Print every entry, word for word, and skip the images.

____ DATASET RECORDS

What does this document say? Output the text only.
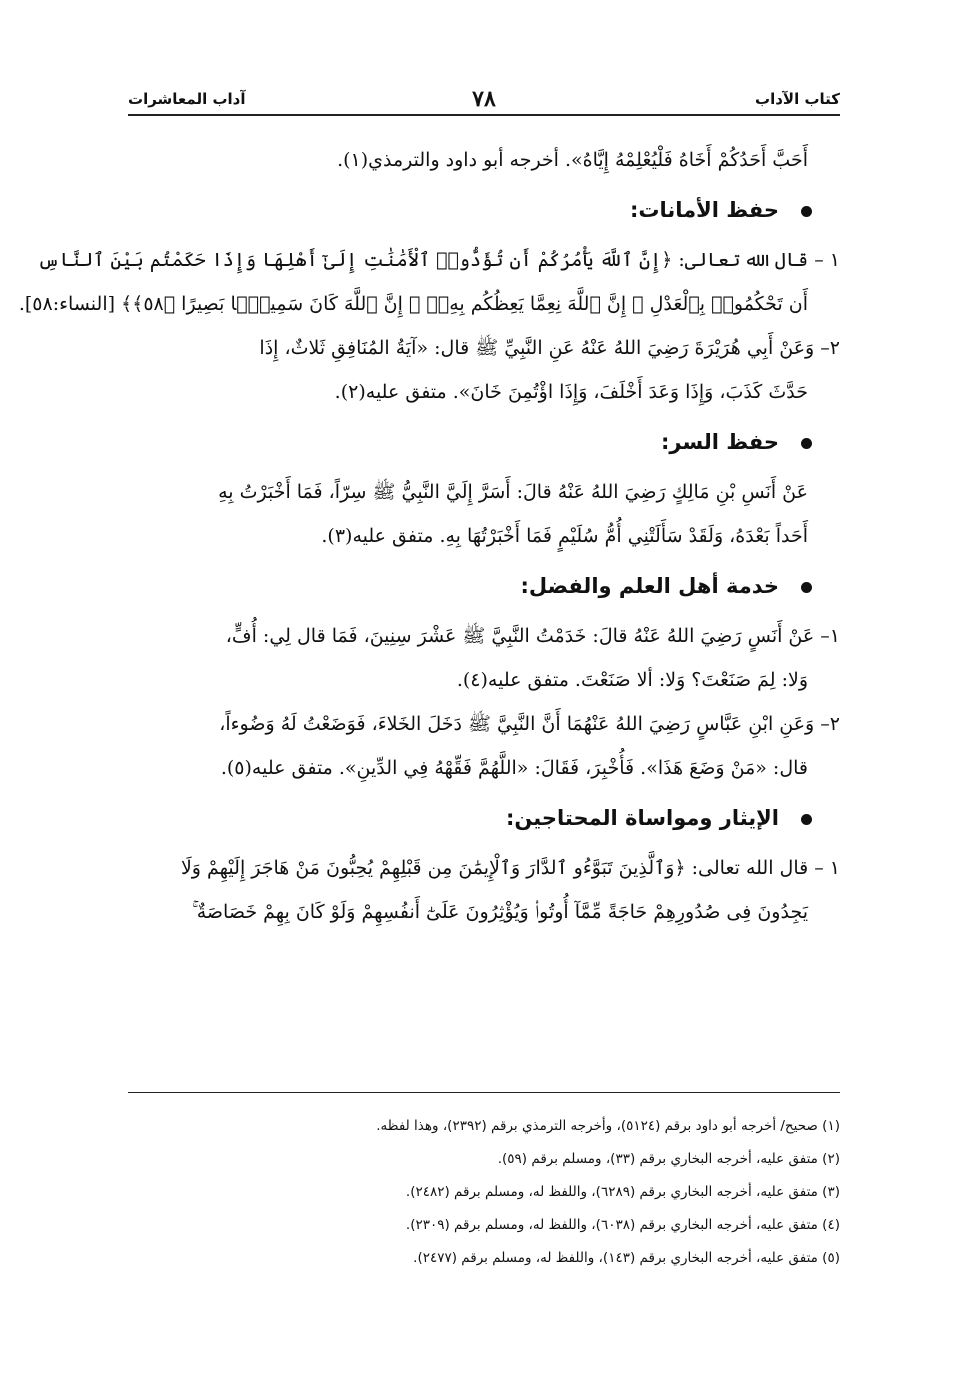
كتاب الآداب
٧٨
آداب المعاشرات
أَحَبَّ أَحَدُكُمْ أَخَاهُ فَلْيُعْلِمْهُ إِيَّاهُ». أخرجه أبو داود والترمذي(١).
حفظ الأمانات:
١ – قال الله تعالى: ﴿إِنَّ ٱللَّهَ يَأْمُرُكُمْ أَن تُؤَدُّوا۟ ٱلْأَمَٰنَٰتِ إِلَىٰٓ أَهْلِهَا وَإِذَا حَكَمْتُم بَيْنَ ٱلنَّاسِ
أَن تَحْكُمُوا۟ بِٱلْعَدْلِ ۚ إِنَّ ٱللَّهَ نِعِمَّا يَعِظُكُم بِهِۦٓ ۗ إِنَّ ٱللَّهَ كَانَ سَمِيعًۢا بَصِيرًا ﴿٥٨﴾﴾ [النساء:٥٨].
٢– وَعَنْ أَبِي هُرَيْرَةَ رَضِيَ اللهُ عَنْهُ عَنِ النَّبِيِّ ﷺ قال: «آيَةُ المُنَافِقِ ثَلاثٌ، إِذَا
حَدَّثَ كَذَبَ، وَإِذَا وَعَدَ أَخْلَفَ، وَإِذَا اؤْتُمِنَ خَانَ». متفق عليه(٢).
حفظ السر:
عَنْ أَنَسِ بْنِ مَالِكٍ رَضِيَ اللهُ عَنْهُ قالَ: أَسَرَّ إِلَيَّ النَّبِيُّ ﷺ سِرّاً، فَمَا أَخْبَرْتُ بِهِ
أَحَداً بَعْدَهُ، وَلَقَدْ سَأَلَتْنِي أُمُّ سُلَيْمٍ فَمَا أَخْبَرْتُهَا بِهِ. متفق عليه(٣).
خدمة أهل العلم والفضل:
١– عَنْ أَنَسٍ رَضِيَ اللهُ عَنْهُ قالَ: خَدَمْتُ النَّبِيَّ ﷺ عَشْرَ سِنِينَ، فَمَا قال لِي: أُفٍّ،
وَلا: لِمَ صَنَعْتَ؟ وَلا: ألا صَنَعْتَ. متفق عليه(٤).
٢– وَعَنِ ابْنِ عَبَّاسٍ رَضِيَ اللهُ عَنْهُمَا أَنَّ النَّبِيَّ ﷺ دَخَلَ الخَلاءَ، فَوَضَعْتُ لَهُ وَضُوءاً،
قال: «مَنْ وَضَعَ هَذَا». فَأُخْبِرَ، فَقَالَ: «اللَّهُمَّ فَقِّهْهُ فِي الدِّينِ». متفق عليه(٥).
الإيثار ومواساة المحتاجين:
١ – قال الله تعالى: ﴿وَٱلَّذِينَ تَبَوَّءُو ٱلدَّارَ وَٱلْإِيمَٰنَ مِن قَبْلِهِمْ يُحِبُّونَ مَنْ هَاجَرَ إِلَيْهِمْ وَلَا
يَجِدُونَ فِى صُدُورِهِمْ حَاجَةً مِّمَّآ أُوتُوا۟ وَيُؤْثِرُونَ عَلَىٰٓ أَنفُسِهِمْ وَلَوْ كَانَ بِهِمْ خَصَاصَةٌ ۚ
(١) صحيح/ أخرجه أبو داود برقم (٥١٢٤)، وأخرجه الترمذي برقم (٢٣٩٢)، وهذا لفظه.
(٢) متفق عليه، أخرجه البخاري برقم (٣٣)، ومسلم برقم (٥٩).
(٣) متفق عليه، أخرجه البخاري برقم (٦٢٨٩)، واللفظ له، ومسلم برقم (٢٤٨٢).
(٤) متفق عليه، أخرجه البخاري برقم (٦٠٣٨)، واللفظ له، ومسلم برقم (٢٣٠٩).
(٥) متفق عليه، أخرجه البخاري برقم (١٤٣)، واللفظ له، ومسلم برقم (٢٤٧٧).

________

- [WRITTEN REPLY]
What does this document say? Output the text only.
كتاب الآداب
٧٨
آداب المعاشرات
أَحَبَّ أَحَدُكُمْ أَخَاهُ فَلْيُعْلِمْهُ إِيَّاهُ». أخرجه أبو داود والترمذي(١).
حفظ الأمانات:
١ – قال الله تعالى: ﴿إِنَّ ٱللَّهَ يَأْمُرُكُمْ أَن تُؤَدُّوا۟ ٱلْأَمَٰنَٰتِ إِلَىٰٓ أَهْلِهَا وَإِذَا حَكَمْتُم بَيْنَ ٱلنَّاسِ
أَن تَحْكُمُوا۟ بِٱلْعَدْلِ ۚ إِنَّ ٱللَّهَ نِعِمَّا يَعِظُكُم بِهِۦٓ ۗ إِنَّ ٱللَّهَ كَانَ سَمِيعًۢا بَصِيرًا ﴿٥٨﴾﴾ [النساء:٥٨].
٢– وَعَنْ أَبِي هُرَيْرَةَ رَضِيَ اللهُ عَنْهُ عَنِ النَّبِيِّ ﷺ قال: «آيَةُ المُنَافِقِ ثَلاثٌ، إِذَا
حَدَّثَ كَذَبَ، وَإِذَا وَعَدَ أَخْلَفَ، وَإِذَا اؤْتُمِنَ خَانَ». متفق عليه(٢).
حفظ السر:
عَنْ أَنَسِ بْنِ مَالِكٍ رَضِيَ اللهُ عَنْهُ قالَ: أَسَرَّ إِلَيَّ النَّبِيُّ ﷺ سِرّاً، فَمَا أَخْبَرْتُ بِهِ
أَحَداً بَعْدَهُ، وَلَقَدْ سَأَلَتْنِي أُمُّ سُلَيْمٍ فَمَا أَخْبَرْتُهَا بِهِ. متفق عليه(٣).
خدمة أهل العلم والفضل:
١– عَنْ أَنَسٍ رَضِيَ اللهُ عَنْهُ قالَ: خَدَمْتُ النَّبِيَّ ﷺ عَشْرَ سِنِينَ، فَمَا قال لِي: أُفٍّ،
وَلا: لِمَ صَنَعْتَ؟ وَلا: ألا صَنَعْتَ. متفق عليه(٤).
٢– وَعَنِ ابْنِ عَبَّاسٍ رَضِيَ اللهُ عَنْهُمَا أَنَّ النَّبِيَّ ﷺ دَخَلَ الخَلاءَ، فَوَضَعْتُ لَهُ وَضُوءاً،
قال: «مَنْ وَضَعَ هَذَا». فَأُخْبِرَ، فَقَالَ: «اللَّهُمَّ فَقِّهْهُ فِي الدِّينِ». متفق عليه(٥).
الإيثار ومواساة المحتاجين:
١ – قال الله تعالى: ﴿وَٱلَّذِينَ تَبَوَّءُو ٱلدَّارَ وَٱلْإِيمَٰنَ مِن قَبْلِهِمْ يُحِبُّونَ مَنْ هَاجَرَ إِلَيْهِمْ وَلَا
يَجِدُونَ فِى صُدُورِهِمْ حَاجَةً مِّمَّآ أُوتُوا۟ وَيُؤْثِرُونَ عَلَىٰٓ أَنفُسِهِمْ وَلَوْ كَانَ بِهِمْ خَصَاصَةٌ ۚ
(١) صحيح/ أخرجه أبو داود برقم (٥١٢٤)، وأخرجه الترمذي برقم (٢٣٩٢)، وهذا لفظه.
(٢) متفق عليه، أخرجه البخاري برقم (٣٣)، ومسلم برقم (٥٩).
(٣) متفق عليه، أخرجه البخاري برقم (٦٢٨٩)، واللفظ له، ومسلم برقم (٢٤٨٢).
(٤) متفق عليه، أخرجه البخاري برقم (٦٠٣٨)، واللفظ له، ومسلم برقم (٢٣٠٩).
(٥) متفق عليه، أخرجه البخاري برقم (١٤٣)، واللفظ له، ومسلم برقم (٢٤٧٧).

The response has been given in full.